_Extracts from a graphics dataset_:
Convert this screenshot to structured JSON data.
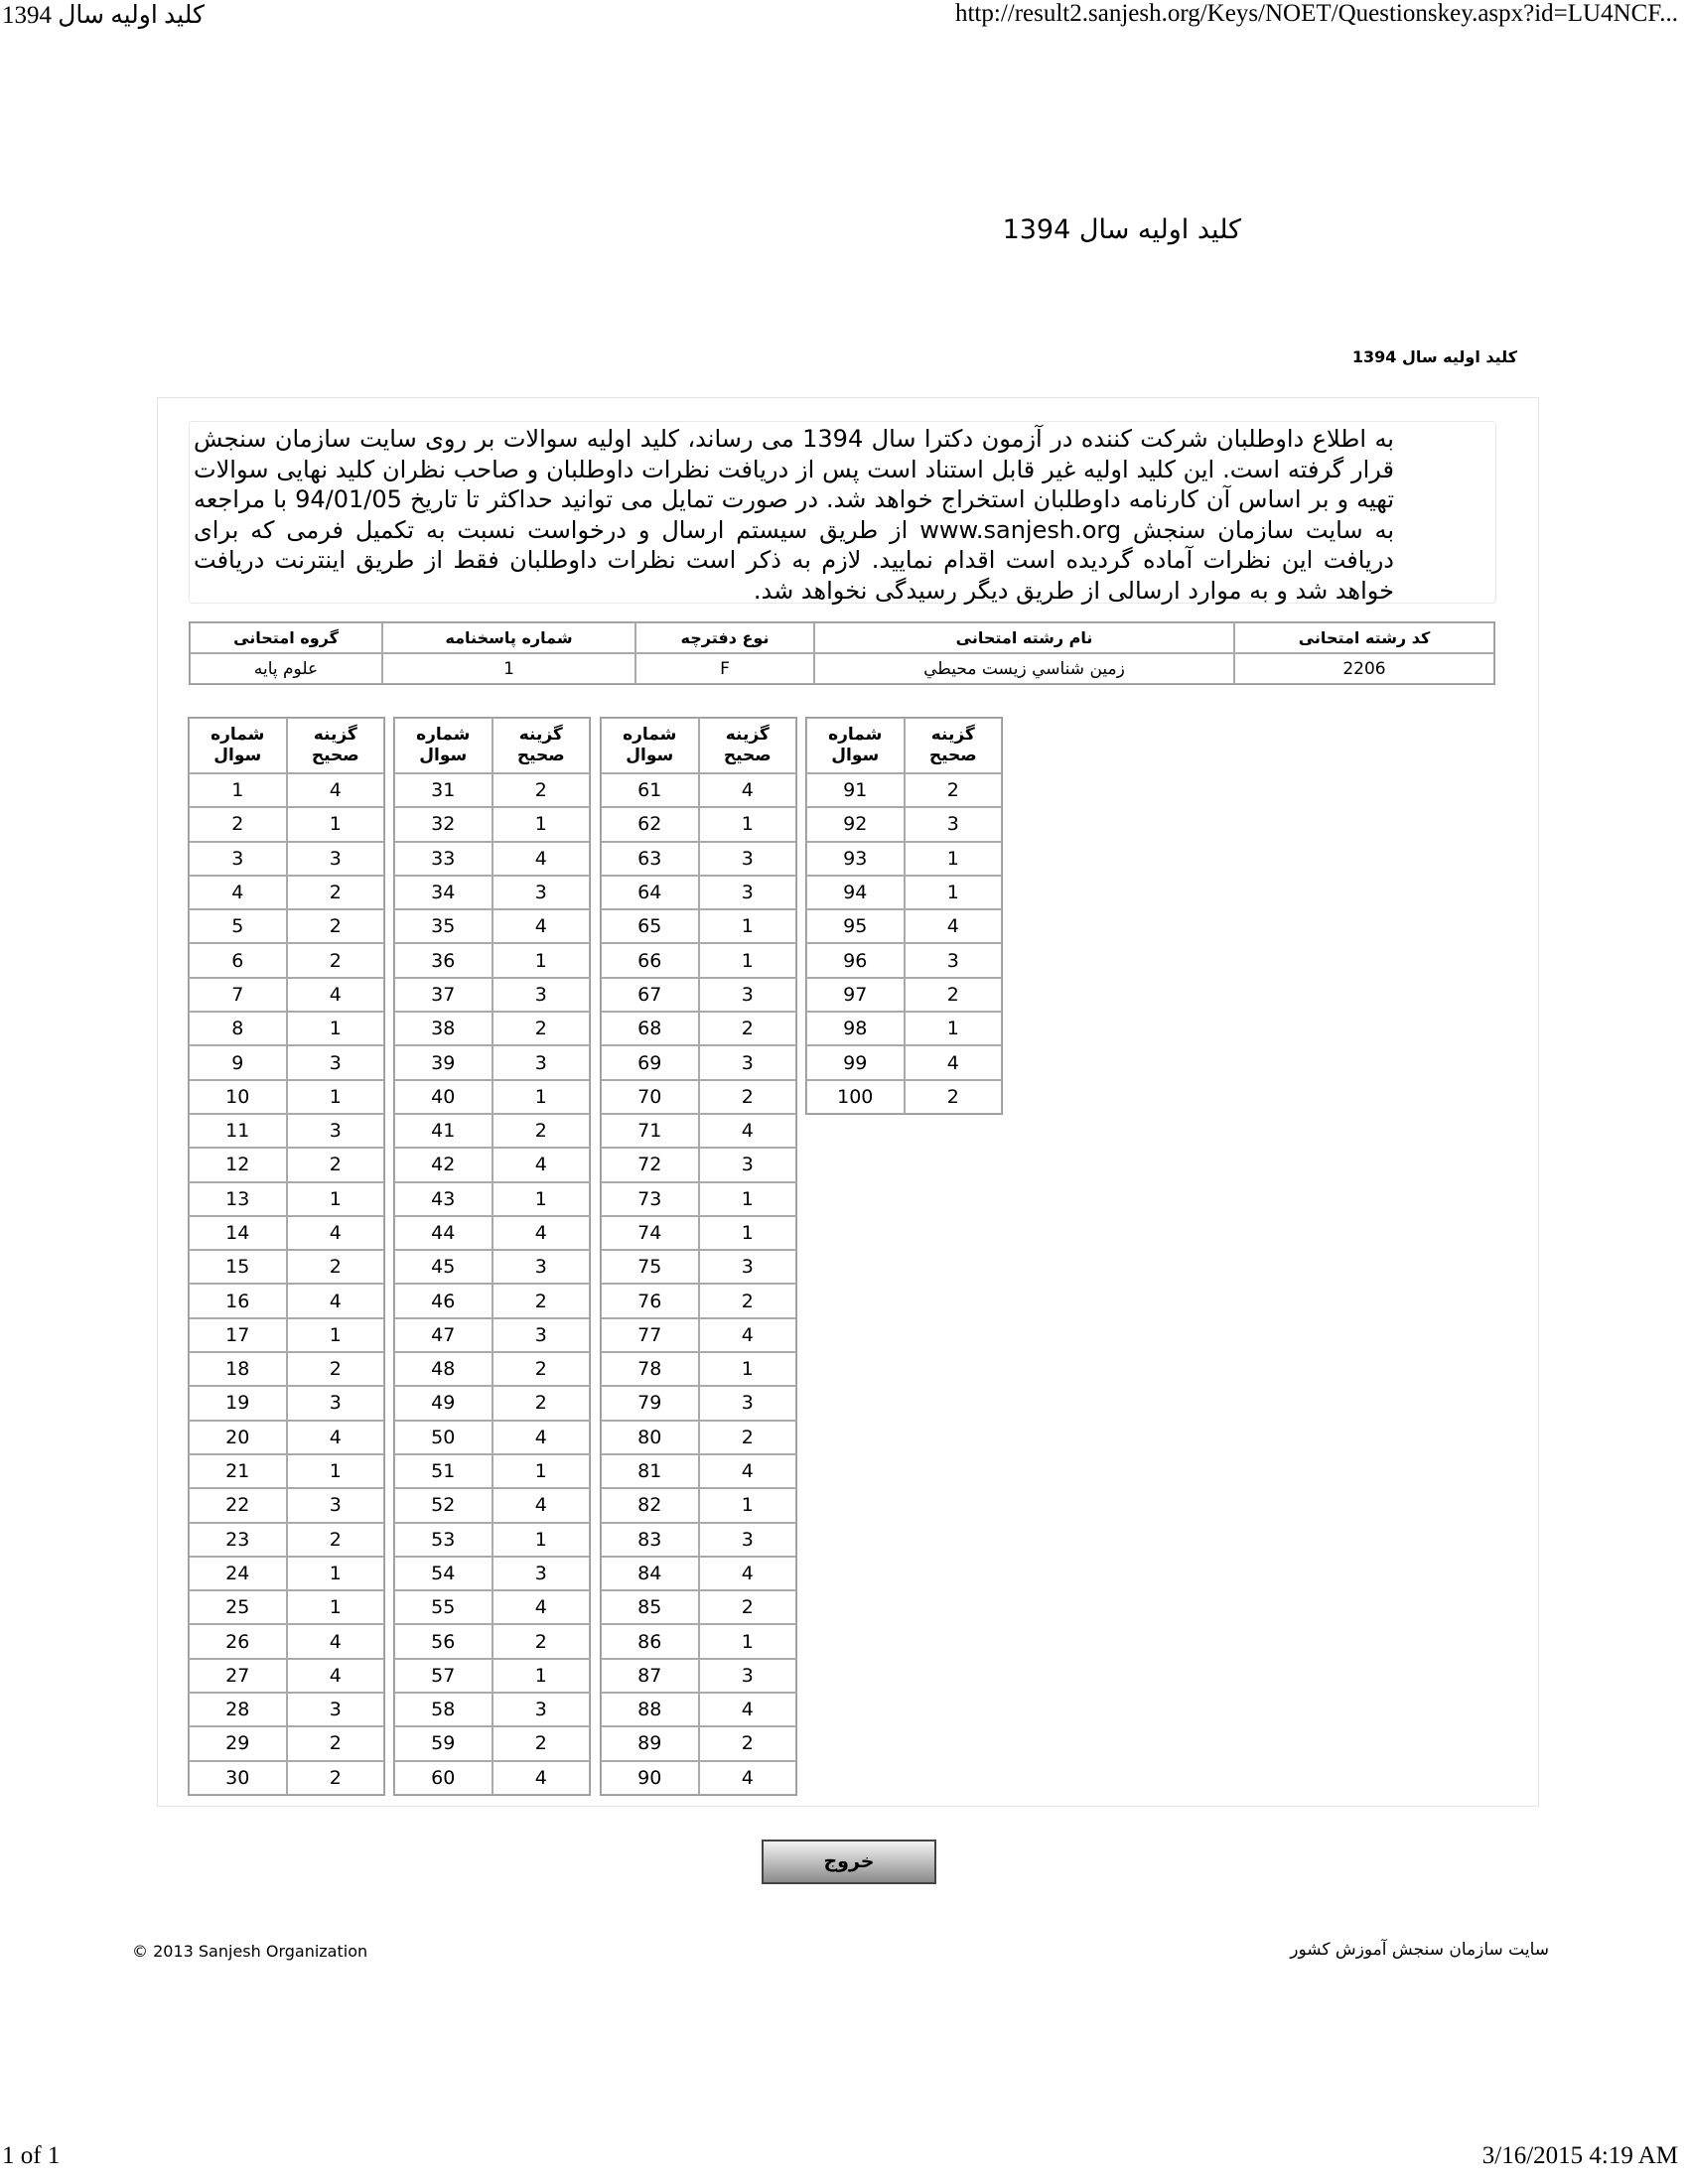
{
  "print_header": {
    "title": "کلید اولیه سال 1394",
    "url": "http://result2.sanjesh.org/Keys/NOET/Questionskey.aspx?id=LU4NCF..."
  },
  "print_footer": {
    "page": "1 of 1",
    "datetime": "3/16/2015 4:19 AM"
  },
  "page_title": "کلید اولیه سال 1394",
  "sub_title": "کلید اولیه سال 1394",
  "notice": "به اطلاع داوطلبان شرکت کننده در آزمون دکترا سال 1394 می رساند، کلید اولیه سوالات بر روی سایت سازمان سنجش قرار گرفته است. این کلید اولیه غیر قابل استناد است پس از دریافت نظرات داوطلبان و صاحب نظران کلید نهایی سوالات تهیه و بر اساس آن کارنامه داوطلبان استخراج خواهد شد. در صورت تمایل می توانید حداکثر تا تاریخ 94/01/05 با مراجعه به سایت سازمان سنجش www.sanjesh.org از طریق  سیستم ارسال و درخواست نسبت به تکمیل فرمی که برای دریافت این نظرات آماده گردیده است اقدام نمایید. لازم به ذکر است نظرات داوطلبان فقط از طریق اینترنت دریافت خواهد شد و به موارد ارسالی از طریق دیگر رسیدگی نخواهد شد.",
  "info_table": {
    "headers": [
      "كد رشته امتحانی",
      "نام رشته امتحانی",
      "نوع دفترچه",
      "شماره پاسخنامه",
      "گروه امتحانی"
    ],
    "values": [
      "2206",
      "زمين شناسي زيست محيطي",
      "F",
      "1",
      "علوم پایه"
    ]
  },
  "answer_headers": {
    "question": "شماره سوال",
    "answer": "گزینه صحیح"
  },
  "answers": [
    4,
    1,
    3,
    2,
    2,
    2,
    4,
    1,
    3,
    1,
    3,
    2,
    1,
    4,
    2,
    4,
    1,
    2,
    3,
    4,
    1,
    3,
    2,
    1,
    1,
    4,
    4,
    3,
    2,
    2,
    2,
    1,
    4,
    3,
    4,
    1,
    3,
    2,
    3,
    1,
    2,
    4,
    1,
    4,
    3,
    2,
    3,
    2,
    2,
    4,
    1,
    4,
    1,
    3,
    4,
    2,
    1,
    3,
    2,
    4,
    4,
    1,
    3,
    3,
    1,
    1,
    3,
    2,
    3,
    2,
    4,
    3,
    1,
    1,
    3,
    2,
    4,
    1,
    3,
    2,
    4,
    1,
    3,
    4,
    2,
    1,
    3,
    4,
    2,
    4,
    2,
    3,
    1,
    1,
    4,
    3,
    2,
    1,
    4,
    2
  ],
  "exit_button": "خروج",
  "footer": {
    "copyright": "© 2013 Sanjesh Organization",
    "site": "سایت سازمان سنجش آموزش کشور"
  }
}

_Exercise details_: Within the listing above, find every line containing the string "سنجش" and return it.

_Finished exercise_:
  "notice": "به اطلاع داوطلبان شرکت کننده در آزمون دکترا سال 1394 می رساند، کلید اولیه سوالات بر روی سایت سازمان سنجش قرار گرفته است. این کلید اولیه غیر قابل استناد است پس از دریافت نظرات داوطلبان و صاحب نظران کلید نهایی سوالات تهیه و بر اساس آن کارنامه داوطلبان استخراج خواهد شد. در صورت تمایل می توانید حداکثر تا تاریخ 94/01/05 با مراجعه به سایت سازمان سنجش www.sanjesh.org از طریق  سیستم ارسال و درخواست نسبت به تکمیل فرمی که برای دریافت این نظرات آماده گردیده است اقدام نمایید. لازم به ذکر است نظرات داوطلبان فقط از طریق اینترنت دریافت خواهد شد و به موارد ارسالی از طریق دیگر رسیدگی نخواهد شد.",
    "site": "سایت سازمان سنجش آموزش کشور"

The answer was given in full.